START

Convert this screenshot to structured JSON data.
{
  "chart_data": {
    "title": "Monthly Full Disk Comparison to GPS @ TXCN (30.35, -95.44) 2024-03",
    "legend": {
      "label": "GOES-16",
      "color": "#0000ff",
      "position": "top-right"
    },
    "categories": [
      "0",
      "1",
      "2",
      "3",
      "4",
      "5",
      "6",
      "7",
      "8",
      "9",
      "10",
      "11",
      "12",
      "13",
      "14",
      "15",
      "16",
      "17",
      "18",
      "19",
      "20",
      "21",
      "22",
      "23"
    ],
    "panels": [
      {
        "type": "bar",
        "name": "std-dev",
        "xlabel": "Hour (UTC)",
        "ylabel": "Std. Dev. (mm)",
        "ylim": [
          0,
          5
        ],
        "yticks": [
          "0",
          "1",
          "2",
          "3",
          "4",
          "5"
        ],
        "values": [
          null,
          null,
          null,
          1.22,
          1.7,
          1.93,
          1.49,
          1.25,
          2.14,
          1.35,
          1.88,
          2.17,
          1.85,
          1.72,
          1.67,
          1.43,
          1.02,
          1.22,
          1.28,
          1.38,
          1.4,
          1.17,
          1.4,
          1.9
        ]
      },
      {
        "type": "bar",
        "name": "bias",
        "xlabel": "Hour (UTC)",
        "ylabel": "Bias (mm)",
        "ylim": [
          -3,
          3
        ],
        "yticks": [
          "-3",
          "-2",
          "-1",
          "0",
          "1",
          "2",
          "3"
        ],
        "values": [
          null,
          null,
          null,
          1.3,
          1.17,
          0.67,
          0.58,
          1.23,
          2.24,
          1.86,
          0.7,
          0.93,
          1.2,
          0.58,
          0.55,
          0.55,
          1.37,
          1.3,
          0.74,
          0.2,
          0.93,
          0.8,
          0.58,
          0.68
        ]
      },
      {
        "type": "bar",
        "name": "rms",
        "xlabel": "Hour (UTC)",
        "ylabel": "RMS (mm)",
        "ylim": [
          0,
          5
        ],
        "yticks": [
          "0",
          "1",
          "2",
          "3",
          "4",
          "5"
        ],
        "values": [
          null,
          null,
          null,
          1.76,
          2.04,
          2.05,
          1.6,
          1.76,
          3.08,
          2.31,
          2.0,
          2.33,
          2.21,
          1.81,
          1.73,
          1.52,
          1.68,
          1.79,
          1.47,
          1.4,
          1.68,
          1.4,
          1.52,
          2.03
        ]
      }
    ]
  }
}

END

▶ **Work to do**:
Reproduce all of the data exactly as given.

▶ **Output of the exercise**:
Convert this screenshot to structured JSON data.
{
  "chart_data": {
    "title": "Monthly Full Disk Comparison to GPS @ TXCN (30.35, -95.44) 2024-03",
    "legend": {
      "label": "GOES-16",
      "color": "#0000ff",
      "position": "top-right"
    },
    "categories": [
      "0",
      "1",
      "2",
      "3",
      "4",
      "5",
      "6",
      "7",
      "8",
      "9",
      "10",
      "11",
      "12",
      "13",
      "14",
      "15",
      "16",
      "17",
      "18",
      "19",
      "20",
      "21",
      "22",
      "23"
    ],
    "panels": [
      {
        "type": "bar",
        "name": "std-dev",
        "xlabel": "Hour (UTC)",
        "ylabel": "Std. Dev. (mm)",
        "ylim": [
          0,
          5
        ],
        "yticks": [
          "0",
          "1",
          "2",
          "3",
          "4",
          "5"
        ],
        "values": [
          null,
          null,
          null,
          1.22,
          1.7,
          1.93,
          1.49,
          1.25,
          2.14,
          1.35,
          1.88,
          2.17,
          1.85,
          1.72,
          1.67,
          1.43,
          1.02,
          1.22,
          1.28,
          1.38,
          1.4,
          1.17,
          1.4,
          1.9
        ]
      },
      {
        "type": "bar",
        "name": "bias",
        "xlabel": "Hour (UTC)",
        "ylabel": "Bias (mm)",
        "ylim": [
          -3,
          3
        ],
        "yticks": [
          "-3",
          "-2",
          "-1",
          "0",
          "1",
          "2",
          "3"
        ],
        "values": [
          null,
          null,
          null,
          1.3,
          1.17,
          0.67,
          0.58,
          1.23,
          2.24,
          1.86,
          0.7,
          0.93,
          1.2,
          0.58,
          0.55,
          0.55,
          1.37,
          1.3,
          0.74,
          0.2,
          0.93,
          0.8,
          0.58,
          0.68
        ]
      },
      {
        "type": "bar",
        "name": "rms",
        "xlabel": "Hour (UTC)",
        "ylabel": "RMS (mm)",
        "ylim": [
          0,
          5
        ],
        "yticks": [
          "0",
          "1",
          "2",
          "3",
          "4",
          "5"
        ],
        "values": [
          null,
          null,
          null,
          1.76,
          2.04,
          2.05,
          1.6,
          1.76,
          3.08,
          2.31,
          2.0,
          2.33,
          2.21,
          1.81,
          1.73,
          1.52,
          1.68,
          1.79,
          1.47,
          1.4,
          1.68,
          1.4,
          1.52,
          2.03
        ]
      }
    ]
  }
}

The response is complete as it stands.